# start of ENTRIES PROVIDED

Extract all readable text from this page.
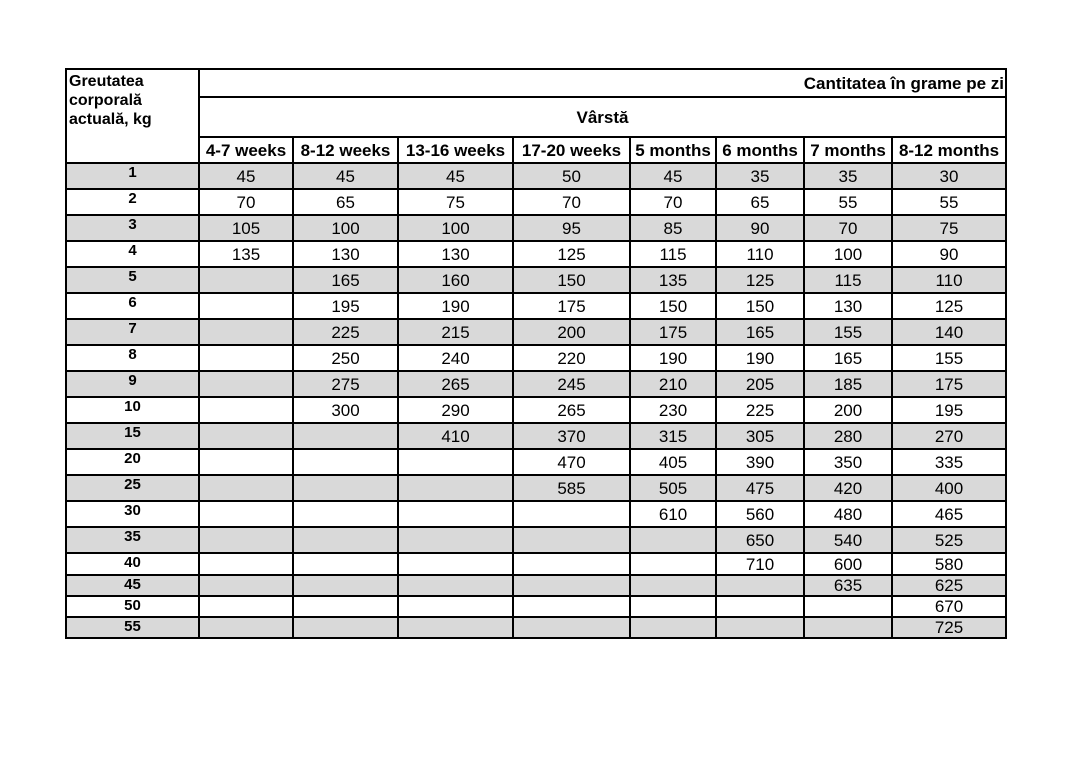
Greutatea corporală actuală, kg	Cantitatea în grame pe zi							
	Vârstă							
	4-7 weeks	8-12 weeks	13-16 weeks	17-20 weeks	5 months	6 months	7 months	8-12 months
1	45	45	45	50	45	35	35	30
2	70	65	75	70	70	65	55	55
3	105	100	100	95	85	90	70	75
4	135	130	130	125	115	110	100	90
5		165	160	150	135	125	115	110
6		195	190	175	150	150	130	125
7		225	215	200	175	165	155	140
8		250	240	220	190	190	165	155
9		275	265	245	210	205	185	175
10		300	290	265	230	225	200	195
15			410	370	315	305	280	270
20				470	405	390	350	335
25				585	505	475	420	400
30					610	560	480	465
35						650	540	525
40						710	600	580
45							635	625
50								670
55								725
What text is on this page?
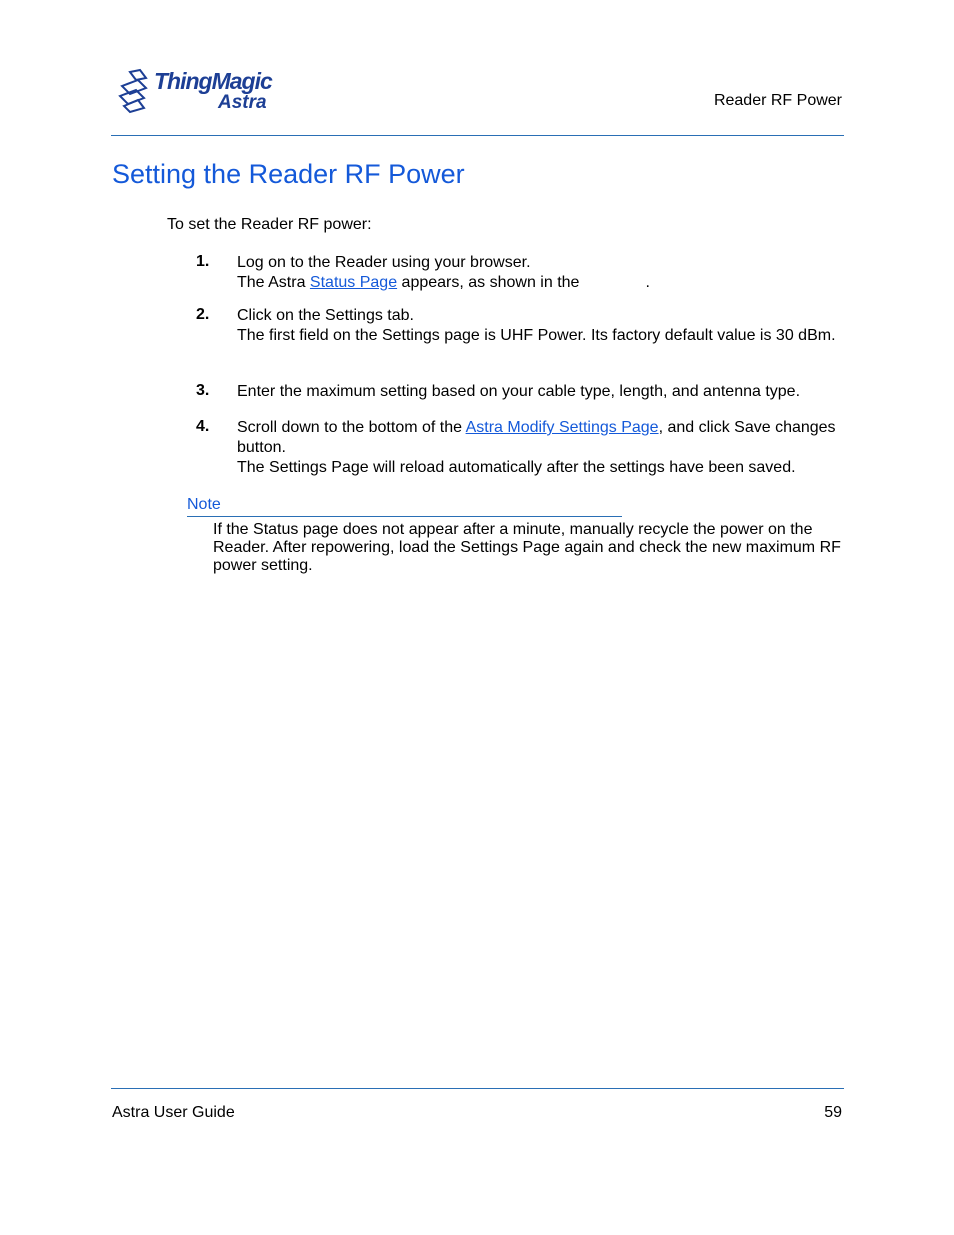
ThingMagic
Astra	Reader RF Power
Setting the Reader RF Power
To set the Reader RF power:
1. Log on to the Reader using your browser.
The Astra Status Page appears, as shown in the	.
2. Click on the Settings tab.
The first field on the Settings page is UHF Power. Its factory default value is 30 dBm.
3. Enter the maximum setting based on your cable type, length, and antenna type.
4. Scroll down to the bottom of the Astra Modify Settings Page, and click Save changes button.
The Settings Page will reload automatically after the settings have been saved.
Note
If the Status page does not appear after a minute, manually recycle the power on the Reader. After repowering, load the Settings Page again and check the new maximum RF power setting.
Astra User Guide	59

# end of ENTRIES PROVIDED
# start of ENTRIES PROVIDED

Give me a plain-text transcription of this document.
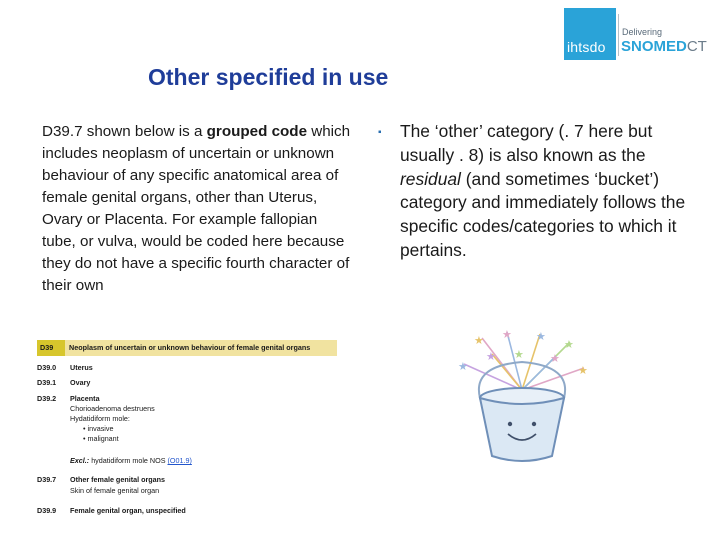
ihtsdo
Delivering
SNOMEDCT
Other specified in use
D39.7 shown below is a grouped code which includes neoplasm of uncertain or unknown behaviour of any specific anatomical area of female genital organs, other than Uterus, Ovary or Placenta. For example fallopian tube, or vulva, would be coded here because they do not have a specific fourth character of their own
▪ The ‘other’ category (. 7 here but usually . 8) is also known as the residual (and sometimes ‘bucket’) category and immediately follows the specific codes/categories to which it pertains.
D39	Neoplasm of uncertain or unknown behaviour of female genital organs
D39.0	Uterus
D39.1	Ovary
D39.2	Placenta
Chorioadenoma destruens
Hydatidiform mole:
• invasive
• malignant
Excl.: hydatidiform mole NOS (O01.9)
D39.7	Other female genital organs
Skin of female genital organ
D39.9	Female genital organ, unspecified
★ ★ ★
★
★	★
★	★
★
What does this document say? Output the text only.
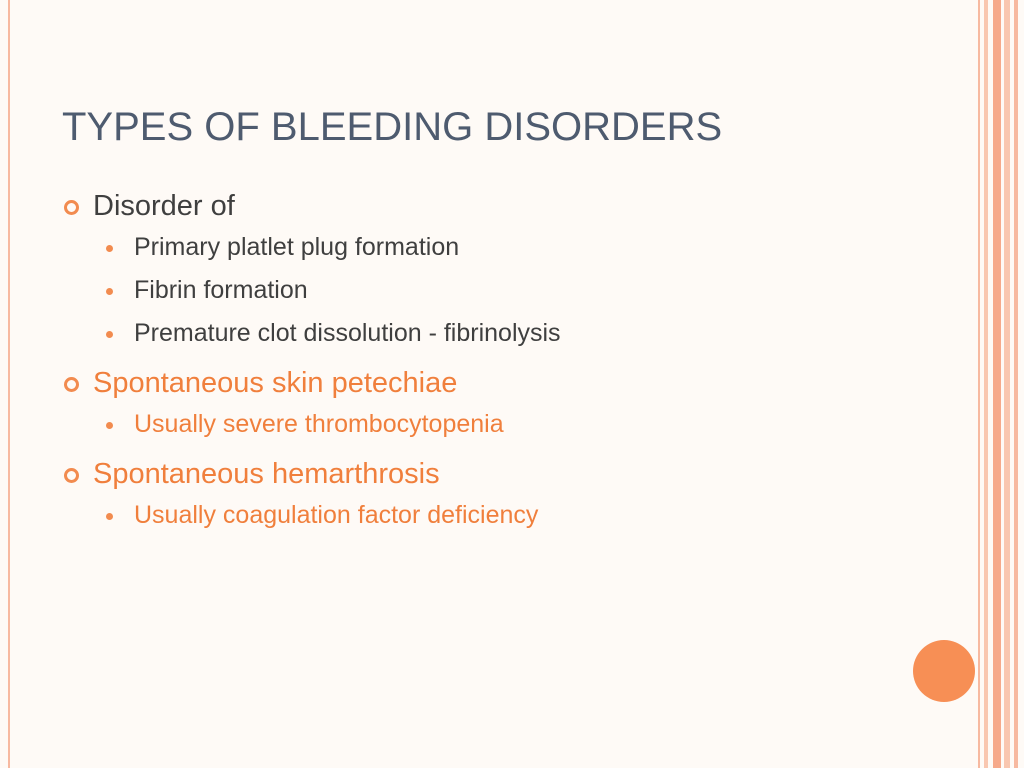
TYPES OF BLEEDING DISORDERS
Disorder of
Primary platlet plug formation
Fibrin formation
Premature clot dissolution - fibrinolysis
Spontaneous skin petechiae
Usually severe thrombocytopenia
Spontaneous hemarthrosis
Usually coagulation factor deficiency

# end of ENTRIES PROVIDED

- [SET TASK]
Identify all lines where the word "Ovary" shows up. Copy them.

- [EXPECTED ANSWER]
D39.7 shown below is a grouped code which includes neoplasm of uncertain or unknown behaviour of any specific anatomical area of female genital organs, other than Uterus, Ovary or Placenta. For example fallopian tube, or vulva, would be coded here because they do not have a specific fourth character of their own
D39.1	Ovary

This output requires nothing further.